WHAT TO WORK ON
Lines holding the string "down" are the ones to copy; find them all in the data.

### EXERCISE DATA ###

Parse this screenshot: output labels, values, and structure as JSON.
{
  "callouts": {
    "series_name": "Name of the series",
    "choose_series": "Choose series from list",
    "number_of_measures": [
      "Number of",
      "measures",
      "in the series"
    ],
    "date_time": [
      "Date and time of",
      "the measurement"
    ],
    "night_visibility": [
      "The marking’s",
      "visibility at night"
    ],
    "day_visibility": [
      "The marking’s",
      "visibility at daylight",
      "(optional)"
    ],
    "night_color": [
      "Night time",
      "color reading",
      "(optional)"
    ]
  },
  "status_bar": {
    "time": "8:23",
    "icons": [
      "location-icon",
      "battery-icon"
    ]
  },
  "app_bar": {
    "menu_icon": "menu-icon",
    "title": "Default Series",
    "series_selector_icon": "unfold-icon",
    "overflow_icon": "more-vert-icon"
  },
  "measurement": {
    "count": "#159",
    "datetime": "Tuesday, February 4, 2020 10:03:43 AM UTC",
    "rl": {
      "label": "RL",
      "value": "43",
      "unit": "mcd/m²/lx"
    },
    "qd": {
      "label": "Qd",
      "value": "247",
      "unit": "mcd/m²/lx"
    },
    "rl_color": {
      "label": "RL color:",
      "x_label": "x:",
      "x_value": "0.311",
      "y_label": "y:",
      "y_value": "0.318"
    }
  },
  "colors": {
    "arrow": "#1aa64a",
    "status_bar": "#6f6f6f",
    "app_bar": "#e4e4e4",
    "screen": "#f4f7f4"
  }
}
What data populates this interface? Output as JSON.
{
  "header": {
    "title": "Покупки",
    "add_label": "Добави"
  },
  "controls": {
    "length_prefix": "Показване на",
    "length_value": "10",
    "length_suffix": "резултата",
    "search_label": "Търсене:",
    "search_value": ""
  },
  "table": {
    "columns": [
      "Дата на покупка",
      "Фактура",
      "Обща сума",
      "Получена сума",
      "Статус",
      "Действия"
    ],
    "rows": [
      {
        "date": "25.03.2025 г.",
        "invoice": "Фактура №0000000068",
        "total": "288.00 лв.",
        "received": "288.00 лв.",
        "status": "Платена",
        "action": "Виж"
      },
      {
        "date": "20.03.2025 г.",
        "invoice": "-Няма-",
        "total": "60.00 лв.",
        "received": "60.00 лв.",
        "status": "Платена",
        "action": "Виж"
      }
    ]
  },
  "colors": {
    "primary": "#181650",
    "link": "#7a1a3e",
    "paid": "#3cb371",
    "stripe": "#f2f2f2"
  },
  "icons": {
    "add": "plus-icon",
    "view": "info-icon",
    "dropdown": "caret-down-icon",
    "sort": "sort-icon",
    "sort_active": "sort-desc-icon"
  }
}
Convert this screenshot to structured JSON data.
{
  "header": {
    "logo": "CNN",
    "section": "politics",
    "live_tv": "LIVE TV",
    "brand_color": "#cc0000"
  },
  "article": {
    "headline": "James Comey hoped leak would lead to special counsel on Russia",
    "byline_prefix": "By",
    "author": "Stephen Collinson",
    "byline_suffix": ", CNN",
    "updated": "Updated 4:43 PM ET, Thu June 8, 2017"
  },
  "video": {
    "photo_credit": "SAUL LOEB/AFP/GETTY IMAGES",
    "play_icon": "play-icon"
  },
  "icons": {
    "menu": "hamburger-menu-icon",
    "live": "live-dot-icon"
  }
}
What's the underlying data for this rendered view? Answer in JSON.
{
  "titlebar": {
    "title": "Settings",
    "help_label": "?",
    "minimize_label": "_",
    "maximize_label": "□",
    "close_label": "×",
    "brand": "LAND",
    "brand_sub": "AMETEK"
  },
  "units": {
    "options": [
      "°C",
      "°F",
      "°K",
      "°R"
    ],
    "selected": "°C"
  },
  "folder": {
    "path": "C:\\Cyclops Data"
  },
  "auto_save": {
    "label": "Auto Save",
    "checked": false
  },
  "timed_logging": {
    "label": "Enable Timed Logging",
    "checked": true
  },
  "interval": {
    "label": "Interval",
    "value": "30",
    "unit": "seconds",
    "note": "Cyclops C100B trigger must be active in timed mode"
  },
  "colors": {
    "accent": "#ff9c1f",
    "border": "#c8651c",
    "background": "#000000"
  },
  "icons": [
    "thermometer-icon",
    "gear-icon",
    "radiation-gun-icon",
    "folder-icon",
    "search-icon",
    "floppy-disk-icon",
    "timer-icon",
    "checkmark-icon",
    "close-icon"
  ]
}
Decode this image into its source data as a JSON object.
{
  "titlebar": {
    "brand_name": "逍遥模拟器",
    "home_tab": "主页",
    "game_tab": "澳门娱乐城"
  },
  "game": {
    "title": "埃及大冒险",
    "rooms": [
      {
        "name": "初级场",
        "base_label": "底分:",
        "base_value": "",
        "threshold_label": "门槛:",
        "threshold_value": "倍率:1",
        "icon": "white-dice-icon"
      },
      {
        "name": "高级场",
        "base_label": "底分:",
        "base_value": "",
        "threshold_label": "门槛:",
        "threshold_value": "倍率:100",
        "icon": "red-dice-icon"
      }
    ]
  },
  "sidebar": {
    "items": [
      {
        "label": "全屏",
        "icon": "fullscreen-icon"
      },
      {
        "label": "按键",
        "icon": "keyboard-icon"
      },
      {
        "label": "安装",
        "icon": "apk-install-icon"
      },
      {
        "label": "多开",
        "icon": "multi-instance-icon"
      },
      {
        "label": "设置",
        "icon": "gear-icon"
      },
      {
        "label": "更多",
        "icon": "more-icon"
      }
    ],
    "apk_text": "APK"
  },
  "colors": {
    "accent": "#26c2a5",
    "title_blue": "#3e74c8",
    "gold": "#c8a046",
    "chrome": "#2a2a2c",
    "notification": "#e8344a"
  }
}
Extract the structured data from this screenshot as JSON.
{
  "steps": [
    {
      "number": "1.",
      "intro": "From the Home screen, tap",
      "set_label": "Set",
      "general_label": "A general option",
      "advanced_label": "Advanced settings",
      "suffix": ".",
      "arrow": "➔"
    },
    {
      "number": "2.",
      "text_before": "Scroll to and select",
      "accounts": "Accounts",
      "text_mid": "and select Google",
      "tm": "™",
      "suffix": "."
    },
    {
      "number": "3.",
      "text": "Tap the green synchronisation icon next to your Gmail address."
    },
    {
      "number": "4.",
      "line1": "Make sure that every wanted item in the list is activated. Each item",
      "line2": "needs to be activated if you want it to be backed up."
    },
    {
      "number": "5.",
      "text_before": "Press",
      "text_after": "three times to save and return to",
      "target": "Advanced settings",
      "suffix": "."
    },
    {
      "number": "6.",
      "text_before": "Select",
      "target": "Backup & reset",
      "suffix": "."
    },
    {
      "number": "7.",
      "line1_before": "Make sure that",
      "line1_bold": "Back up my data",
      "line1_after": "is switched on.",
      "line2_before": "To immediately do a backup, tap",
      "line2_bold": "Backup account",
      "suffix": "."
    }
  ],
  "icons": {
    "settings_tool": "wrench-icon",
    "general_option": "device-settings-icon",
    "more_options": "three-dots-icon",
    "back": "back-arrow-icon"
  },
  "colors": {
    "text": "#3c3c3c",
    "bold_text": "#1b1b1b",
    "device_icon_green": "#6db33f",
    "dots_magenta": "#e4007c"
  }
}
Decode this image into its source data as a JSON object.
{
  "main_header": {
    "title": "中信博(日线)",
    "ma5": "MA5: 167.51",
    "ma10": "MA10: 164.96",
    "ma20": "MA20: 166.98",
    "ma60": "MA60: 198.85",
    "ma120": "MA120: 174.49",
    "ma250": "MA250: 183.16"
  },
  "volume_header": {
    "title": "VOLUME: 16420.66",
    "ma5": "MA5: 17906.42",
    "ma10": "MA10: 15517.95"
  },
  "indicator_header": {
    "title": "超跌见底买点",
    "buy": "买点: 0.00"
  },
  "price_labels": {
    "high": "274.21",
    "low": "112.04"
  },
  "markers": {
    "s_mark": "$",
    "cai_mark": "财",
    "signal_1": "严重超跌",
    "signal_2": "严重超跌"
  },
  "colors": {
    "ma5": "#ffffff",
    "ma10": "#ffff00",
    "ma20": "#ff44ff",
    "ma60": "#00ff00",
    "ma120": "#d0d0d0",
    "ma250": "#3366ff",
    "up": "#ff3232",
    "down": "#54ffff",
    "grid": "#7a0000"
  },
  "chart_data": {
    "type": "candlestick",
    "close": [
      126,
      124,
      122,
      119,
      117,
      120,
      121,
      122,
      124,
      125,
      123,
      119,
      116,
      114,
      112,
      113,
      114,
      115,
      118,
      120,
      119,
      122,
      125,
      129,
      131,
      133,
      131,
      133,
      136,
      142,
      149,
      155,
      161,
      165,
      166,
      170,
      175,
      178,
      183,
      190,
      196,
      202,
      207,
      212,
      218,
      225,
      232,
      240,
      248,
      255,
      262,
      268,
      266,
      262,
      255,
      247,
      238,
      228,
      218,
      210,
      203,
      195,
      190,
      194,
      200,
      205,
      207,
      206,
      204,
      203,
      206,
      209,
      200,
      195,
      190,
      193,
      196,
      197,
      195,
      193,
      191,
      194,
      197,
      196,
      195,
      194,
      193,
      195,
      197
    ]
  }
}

###

RESULT BELOW
    "dropdown": "caret-down-icon",
    "down": "#54ffff",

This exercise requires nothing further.